[Saved entries]
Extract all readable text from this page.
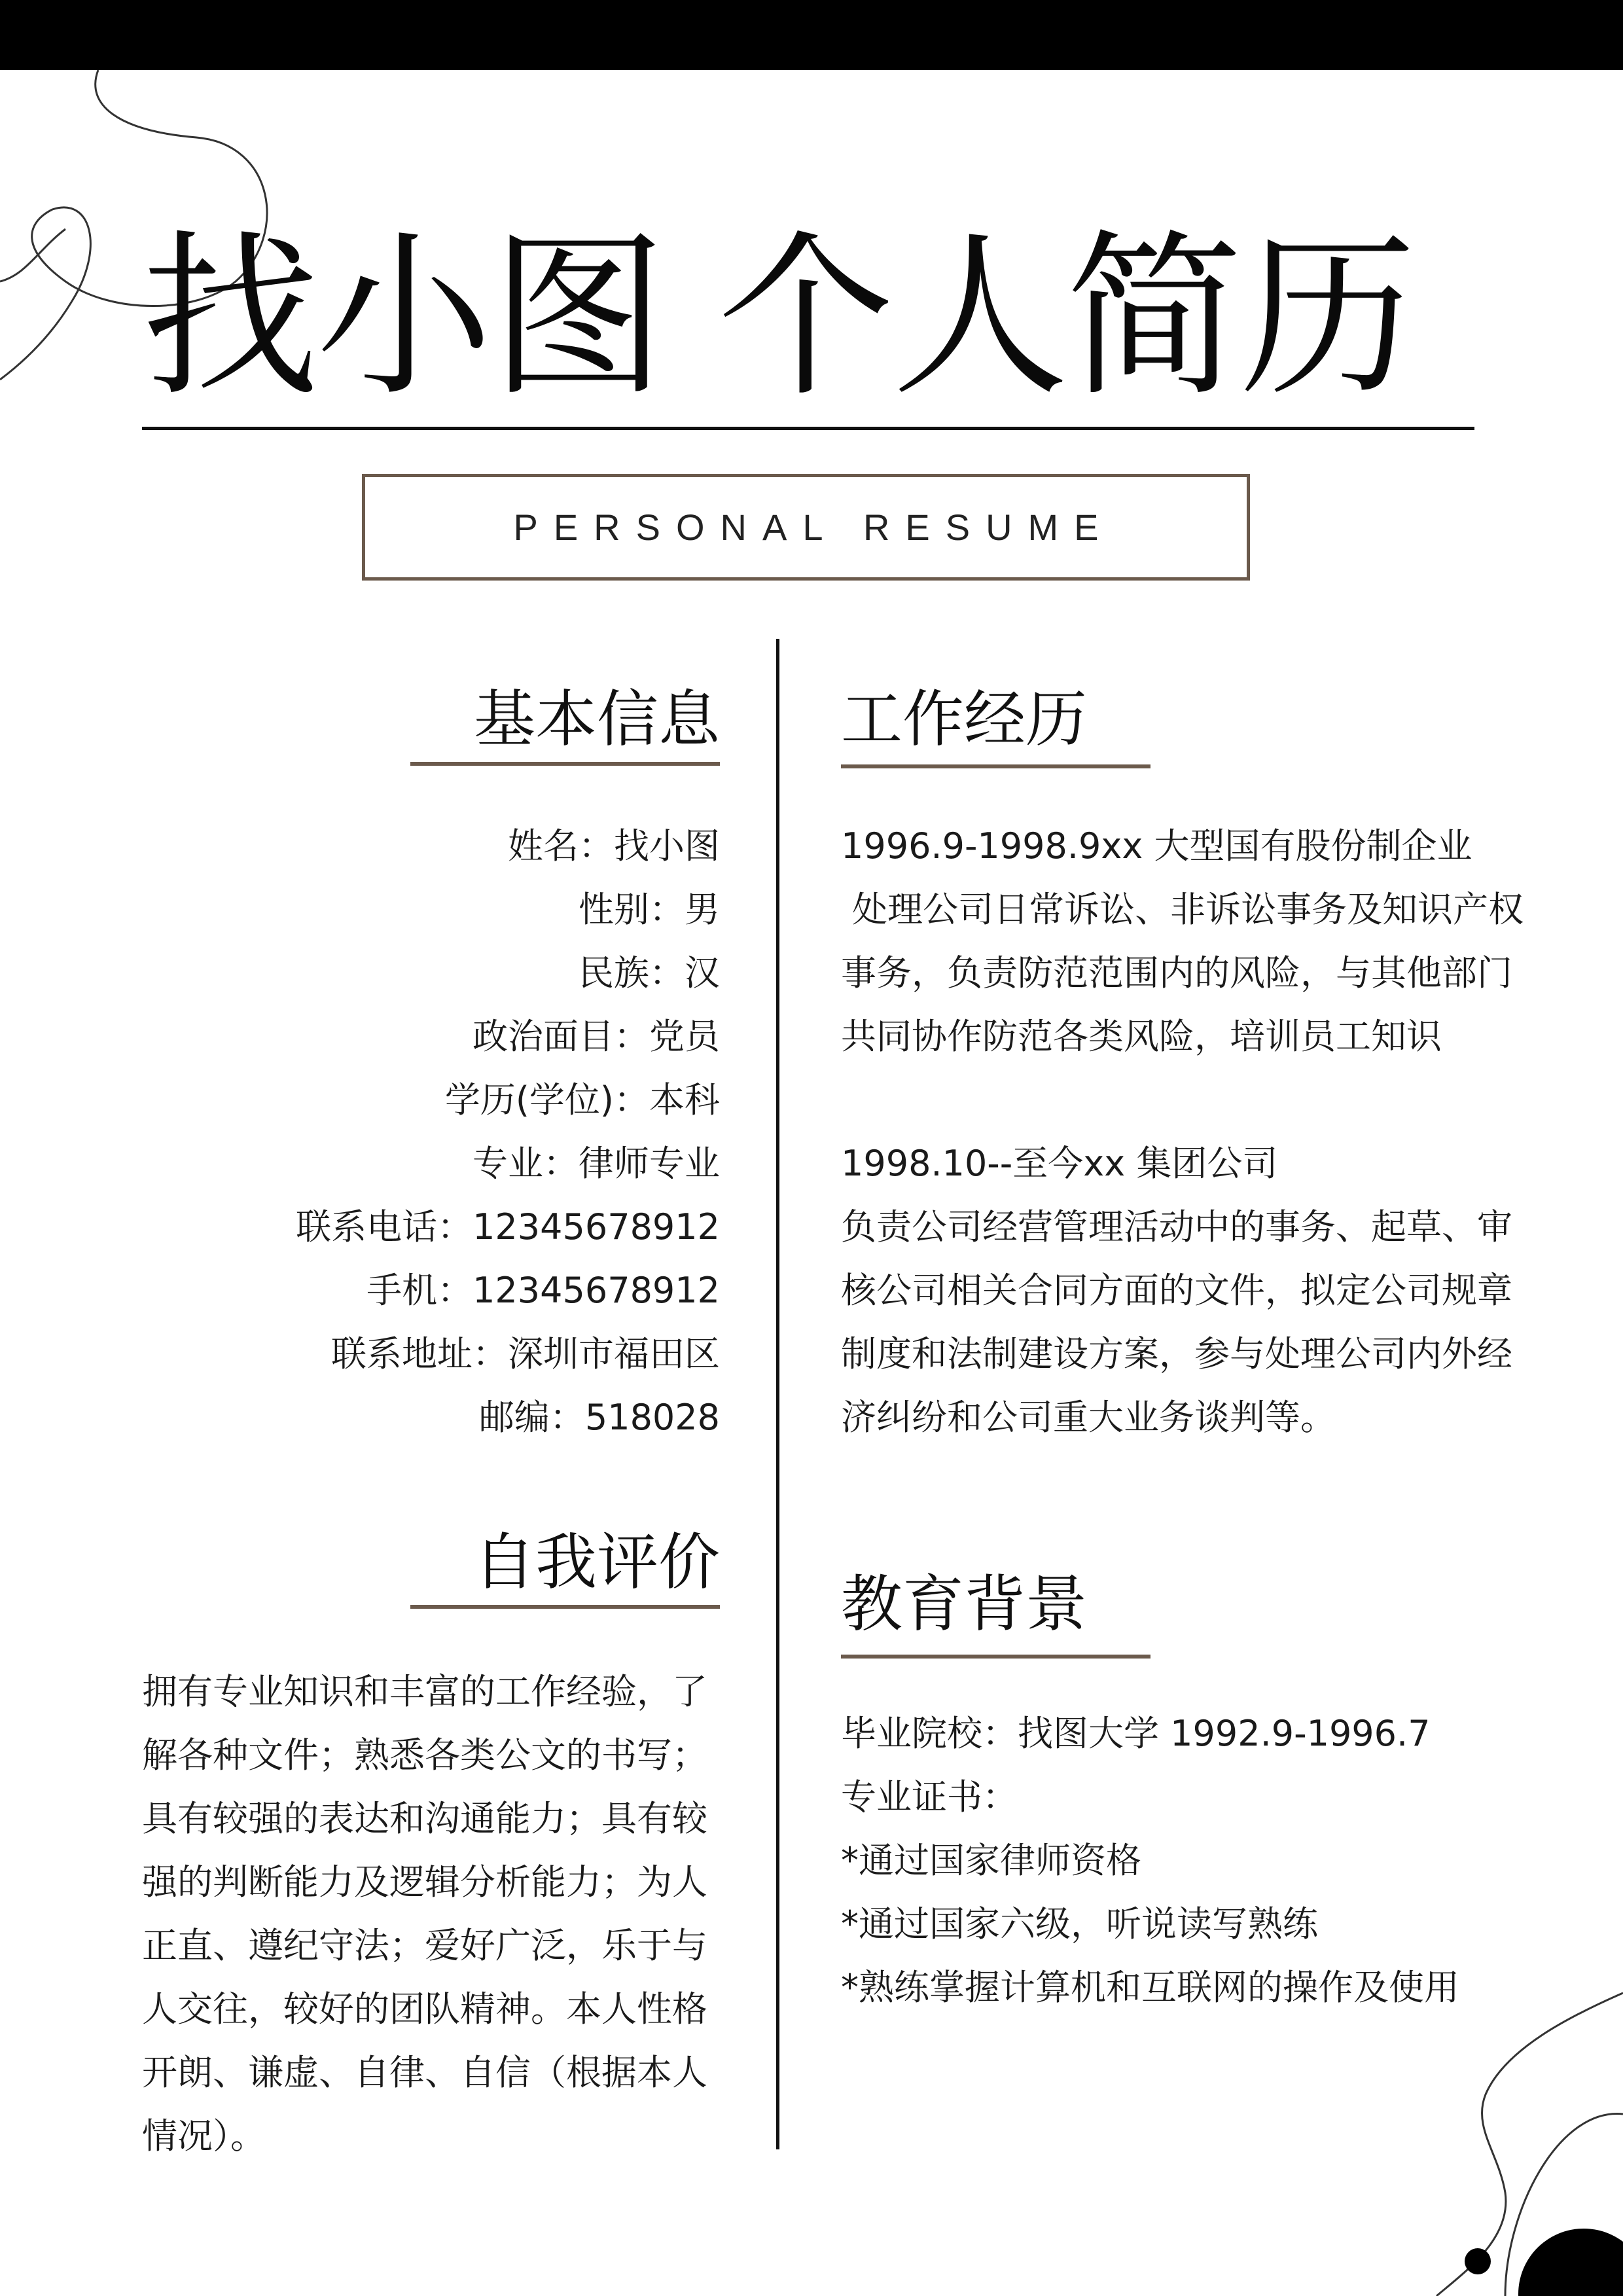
找小图 个人简历
PERSONAL RESUME
基本信息
姓名：找小图
性别：男
民族：汉
政治面目：党员
学历(学位)：本科
专业：律师专业
联系电话：12345678912
手机：12345678912
联系地址：深圳市福田区
邮编：518028
自我评价
拥有专业知识和丰富的工作经验，了
解各种文件；熟悉各类公文的书写；
具有较强的表达和沟通能力；具有较
强的判断能力及逻辑分析能力；为人
正直、遵纪守法；爱好广泛，乐于与
人交往，较好的团队精神。本人性格
开朗、谦虚、自律、自信（根据本人
情况）。
工作经历
1996.9-1998.9xx 大型国有股份制企业
处理公司日常诉讼、非诉讼事务及知识产权
事务，负责防范范围内的风险，与其他部门
共同协作防范各类风险，培训员工知识
1998.10--至今xx 集团公司
负责公司经营管理活动中的事务、起草、审
核公司相关合同方面的文件，拟定公司规章
制度和法制建设方案，参与处理公司内外经
济纠纷和公司重大业务谈判等。
教育背景
毕业院校：找图大学 1992.9-1996.7
专业证书：
*通过国家律师资格
*通过国家六级，听说读写熟练
*熟练掌握计算机和互联网的操作及使用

Exercise aim :: Can you restate all the records above word for word while dropping the pictures?

Written response ::
Extract all readable text from this page.
找小图 个人简历
PERSONAL RESUME
基本信息
姓名：找小图
性别：男
民族：汉
政治面目：党员
学历(学位)：本科
专业：律师专业
联系电话：12345678912
手机：12345678912
联系地址：深圳市福田区
邮编：518028
自我评价
拥有专业知识和丰富的工作经验，了
解各种文件；熟悉各类公文的书写；
具有较强的表达和沟通能力；具有较
强的判断能力及逻辑分析能力；为人
正直、遵纪守法；爱好广泛，乐于与
人交往，较好的团队精神。本人性格
开朗、谦虚、自律、自信（根据本人
情况）。
工作经历
1996.9-1998.9xx 大型国有股份制企业
处理公司日常诉讼、非诉讼事务及知识产权
事务，负责防范范围内的风险，与其他部门
共同协作防范各类风险，培训员工知识
1998.10--至今xx 集团公司
负责公司经营管理活动中的事务、起草、审
核公司相关合同方面的文件，拟定公司规章
制度和法制建设方案，参与处理公司内外经
济纠纷和公司重大业务谈判等。
教育背景
毕业院校：找图大学 1992.9-1996.7
专业证书：
*通过国家律师资格
*通过国家六级，听说读写熟练
*熟练掌握计算机和互联网的操作及使用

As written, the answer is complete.